● **Goal**: Pull out every line below holding the word "meta".

● **Provided records**:
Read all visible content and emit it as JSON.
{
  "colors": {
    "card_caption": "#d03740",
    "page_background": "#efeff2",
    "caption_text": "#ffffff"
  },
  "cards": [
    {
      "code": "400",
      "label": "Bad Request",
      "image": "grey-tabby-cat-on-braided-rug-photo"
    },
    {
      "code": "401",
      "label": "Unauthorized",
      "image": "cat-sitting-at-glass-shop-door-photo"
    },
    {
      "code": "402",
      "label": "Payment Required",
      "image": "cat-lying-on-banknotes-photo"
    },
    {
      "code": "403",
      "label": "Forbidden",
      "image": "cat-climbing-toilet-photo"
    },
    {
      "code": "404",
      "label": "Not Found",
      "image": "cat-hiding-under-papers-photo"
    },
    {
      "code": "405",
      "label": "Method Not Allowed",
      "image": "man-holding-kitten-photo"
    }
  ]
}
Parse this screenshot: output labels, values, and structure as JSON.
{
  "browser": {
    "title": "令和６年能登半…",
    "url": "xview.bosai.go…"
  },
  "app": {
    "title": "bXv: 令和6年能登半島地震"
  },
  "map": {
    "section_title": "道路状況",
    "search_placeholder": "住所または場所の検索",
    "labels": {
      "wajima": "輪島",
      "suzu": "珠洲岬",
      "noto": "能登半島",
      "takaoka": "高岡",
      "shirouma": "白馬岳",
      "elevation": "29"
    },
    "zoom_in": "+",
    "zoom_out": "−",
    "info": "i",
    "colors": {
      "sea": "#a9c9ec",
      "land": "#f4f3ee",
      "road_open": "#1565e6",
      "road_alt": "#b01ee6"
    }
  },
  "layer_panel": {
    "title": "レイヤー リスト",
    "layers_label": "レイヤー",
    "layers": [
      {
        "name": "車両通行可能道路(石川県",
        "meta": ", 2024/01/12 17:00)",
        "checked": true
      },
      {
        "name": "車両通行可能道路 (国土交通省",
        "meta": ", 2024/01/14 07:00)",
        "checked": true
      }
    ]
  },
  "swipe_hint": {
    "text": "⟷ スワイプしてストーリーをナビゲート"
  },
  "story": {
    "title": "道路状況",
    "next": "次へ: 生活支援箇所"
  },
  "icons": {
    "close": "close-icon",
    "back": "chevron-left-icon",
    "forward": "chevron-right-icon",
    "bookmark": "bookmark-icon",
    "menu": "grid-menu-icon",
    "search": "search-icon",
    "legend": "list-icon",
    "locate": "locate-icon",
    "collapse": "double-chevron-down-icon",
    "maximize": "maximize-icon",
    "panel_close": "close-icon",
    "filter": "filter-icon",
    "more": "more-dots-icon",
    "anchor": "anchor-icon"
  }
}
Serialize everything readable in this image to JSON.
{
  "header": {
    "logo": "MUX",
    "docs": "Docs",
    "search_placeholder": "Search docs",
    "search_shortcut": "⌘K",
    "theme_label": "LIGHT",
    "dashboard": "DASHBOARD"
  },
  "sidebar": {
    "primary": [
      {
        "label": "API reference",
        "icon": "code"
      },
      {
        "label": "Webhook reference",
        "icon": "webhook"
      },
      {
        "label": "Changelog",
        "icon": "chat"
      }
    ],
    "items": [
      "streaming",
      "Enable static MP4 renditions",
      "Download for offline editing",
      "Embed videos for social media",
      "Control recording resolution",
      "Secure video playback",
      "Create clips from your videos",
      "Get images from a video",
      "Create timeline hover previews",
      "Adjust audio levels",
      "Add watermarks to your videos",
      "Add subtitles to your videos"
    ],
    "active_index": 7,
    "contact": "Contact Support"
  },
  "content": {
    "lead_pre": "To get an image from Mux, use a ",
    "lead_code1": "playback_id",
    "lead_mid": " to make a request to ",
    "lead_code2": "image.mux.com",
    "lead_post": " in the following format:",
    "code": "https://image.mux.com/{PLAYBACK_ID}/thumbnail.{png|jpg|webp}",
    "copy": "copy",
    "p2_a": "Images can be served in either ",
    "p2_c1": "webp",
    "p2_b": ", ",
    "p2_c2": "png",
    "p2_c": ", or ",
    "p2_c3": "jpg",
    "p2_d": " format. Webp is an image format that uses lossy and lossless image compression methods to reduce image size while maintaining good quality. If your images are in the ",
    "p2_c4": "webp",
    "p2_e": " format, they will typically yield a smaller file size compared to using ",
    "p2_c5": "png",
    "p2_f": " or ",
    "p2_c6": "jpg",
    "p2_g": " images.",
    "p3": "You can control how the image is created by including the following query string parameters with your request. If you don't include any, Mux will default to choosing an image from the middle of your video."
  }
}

● **Output of the exercise**:
        "meta": ", 2024/01/12 17:00)",
        "meta": ", 2024/01/14 07:00)",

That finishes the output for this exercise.